TASK INSTRUCTIONS =
Retype, word for word, every line starting at the line with "Give me a plain-text" and ending with the final line of the entries; skip the pictures.
══ DATASET CONTENT
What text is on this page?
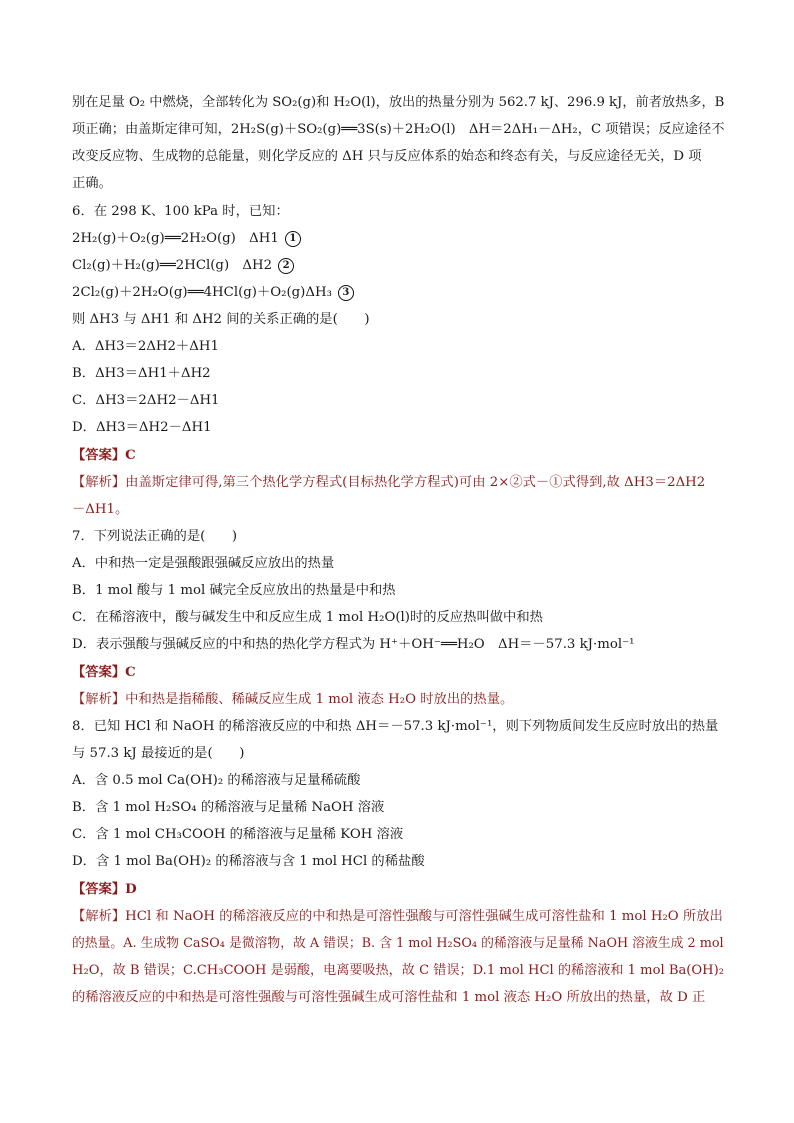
别在足量 O₂ 中燃烧，全部转化为 SO₂(g)和 H₂O(l)，放出的热量分别为 562.7 kJ、296.9 kJ，前者放热多，B
项正确；由盖斯定律可知，2H₂S(g)＋SO₂(g)══3S(s)＋2H₂O(l)　ΔH＝2ΔH₁－ΔH₂，C 项错误；反应途径不
改变反应物、生成物的总能量，则化学反应的 ΔH 只与反应体系的始态和终态有关，与反应途径无关，D 项
正确。
6．在 298 K、100 kPa 时，已知：
2H₂(g)＋O₂(g)══2H₂O(g)　ΔH1 1
Cl₂(g)＋H₂(g)══2HCl(g)　ΔH2 2
2Cl₂(g)＋2H₂O(g)══4HCl(g)＋O₂(g)ΔH₃ 3
则 ΔH3 与 ΔH1 和 ΔH2 间的关系正确的是(　　)
A．ΔH3＝2ΔH2＋ΔH1
B．ΔH3＝ΔH1＋ΔH2
C．ΔH3＝2ΔH2－ΔH1
D．ΔH3＝ΔH2－ΔH1
【答案】C
【解析】由盖斯定律可得,第三个热化学方程式(目标热化学方程式)可由 2×②式－①式得到,故 ΔH3＝2ΔH2
－ΔH1。
7．下列说法正确的是(　　)
A．中和热一定是强酸跟强碱反应放出的热量
B．1 mol 酸与 1 mol 碱完全反应放出的热量是中和热
C．在稀溶液中，酸与碱发生中和反应生成 1 mol H₂O(l)时的反应热叫做中和热
D．表示强酸与强碱反应的中和热的热化学方程式为 H⁺＋OH⁻══H₂O　ΔH＝－57.3 kJ·mol⁻¹
【答案】C
【解析】中和热是指稀酸、稀碱反应生成 1 mol 液态 H₂O 时放出的热量。
8．已知 HCl 和 NaOH 的稀溶液反应的中和热 ΔH＝－57.3 kJ·mol⁻¹，则下列物质间发生反应时放出的热量
与 57.3 kJ 最接近的是(　　)
A．含 0.5 mol Ca(OH)₂ 的稀溶液与足量稀硫酸
B．含 1 mol H₂SO₄ 的稀溶液与足量稀 NaOH 溶液
C．含 1 mol CH₃COOH 的稀溶液与足量稀 KOH 溶液
D．含 1 mol Ba(OH)₂ 的稀溶液与含 1 mol HCl 的稀盐酸
【答案】D
【解析】HCl 和 NaOH 的稀溶液反应的中和热是可溶性强酸与可溶性强碱生成可溶性盐和 1 mol H₂O 所放出
的热量。A. 生成物 CaSO₄ 是微溶物，故 A 错误；B. 含 1 mol H₂SO₄ 的稀溶液与足量稀 NaOH 溶液生成 2 mol
H₂O，故 B 错误；C.CH₃COOH 是弱酸，电离要吸热，故 C 错误；D.1 mol HCl 的稀溶液和 1 mol Ba(OH)₂
的稀溶液反应的中和热是可溶性强酸与可溶性强碱生成可溶性盐和 1 mol 液态 H₂O 所放出的热量，故 D 正
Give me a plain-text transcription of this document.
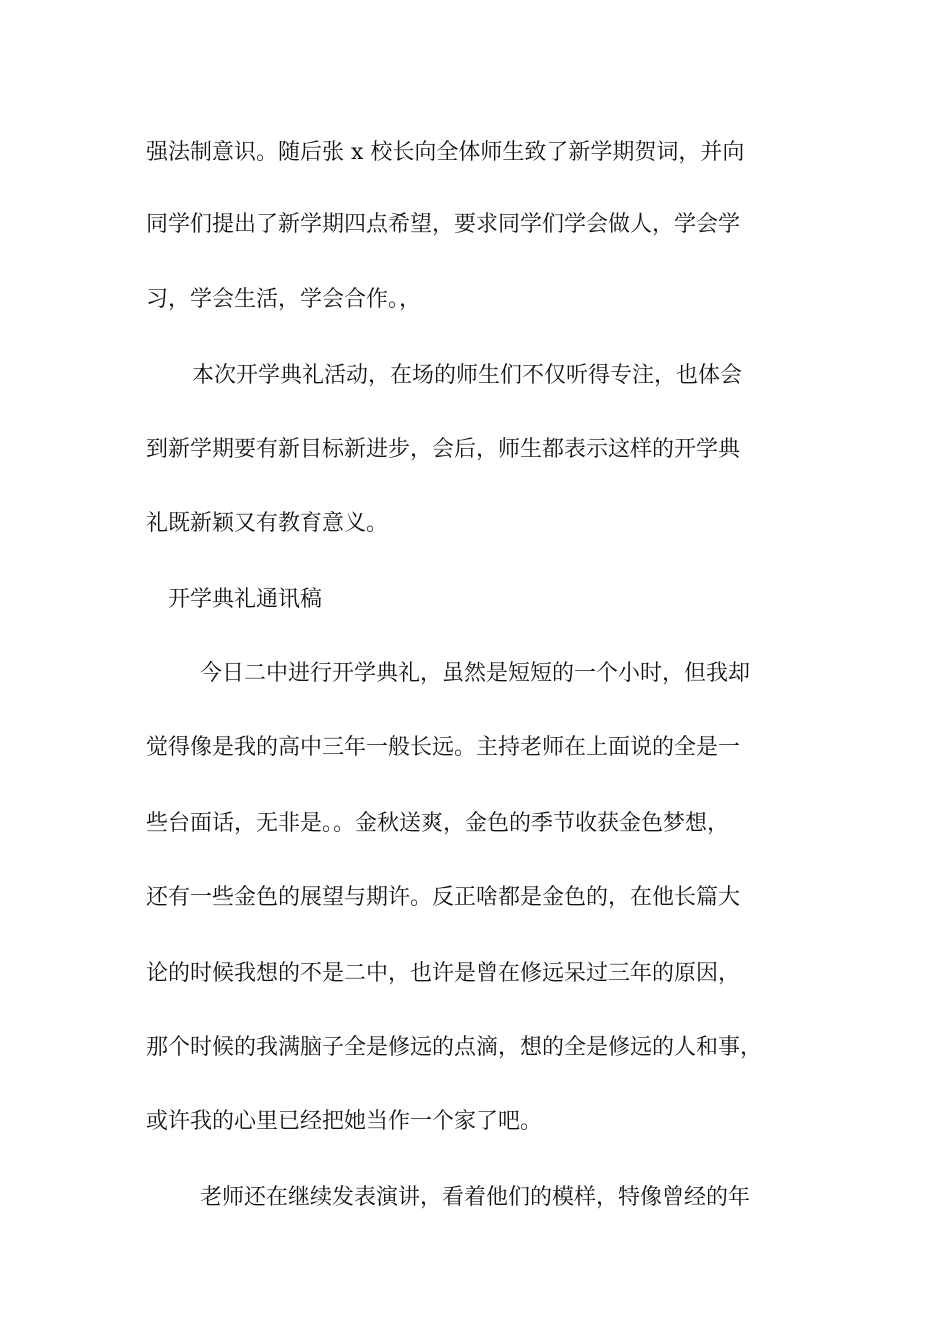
强法制意识。随后张 x 校长向全体师生致了新学期贺词，并向
同学们提出了新学期四点希望，要求同学们学会做人，学会学
习，学会生活，学会合作。，
本次开学典礼活动，在场的师生们不仅听得专注，也体会
到新学期要有新目标新进步，会后，师生都表示这样的开学典
礼既新颖又有教育意义。
开学典礼通讯稿
今日二中进行开学典礼，虽然是短短的一个小时，但我却
觉得像是我的高中三年一般长远。主持老师在上面说的全是一
些台面话，无非是。。金秋送爽，金色的季节收获金色梦想，
还有一些金色的展望与期许。反正啥都是金色的，在他长篇大
论的时候我想的不是二中，也许是曾在修远呆过三年的原因，
那个时候的我满脑子全是修远的点滴，想的全是修远的人和事，
或许我的心里已经把她当作一个家了吧。
老师还在继续发表演讲，看着他们的模样，特像曾经的年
════
SOLUTION =
Give me a plain-text transcription of this document.
强法制意识。随后张 x 校长向全体师生致了新学期贺词，并向
同学们提出了新学期四点希望，要求同学们学会做人，学会学
习，学会生活，学会合作。，
本次开学典礼活动，在场的师生们不仅听得专注，也体会
到新学期要有新目标新进步，会后，师生都表示这样的开学典
礼既新颖又有教育意义。
开学典礼通讯稿
今日二中进行开学典礼，虽然是短短的一个小时，但我却
觉得像是我的高中三年一般长远。主持老师在上面说的全是一
些台面话，无非是。。金秋送爽，金色的季节收获金色梦想，
还有一些金色的展望与期许。反正啥都是金色的，在他长篇大
论的时候我想的不是二中，也许是曾在修远呆过三年的原因，
那个时候的我满脑子全是修远的点滴，想的全是修远的人和事，
或许我的心里已经把她当作一个家了吧。
老师还在继续发表演讲，看着他们的模样，特像曾经的年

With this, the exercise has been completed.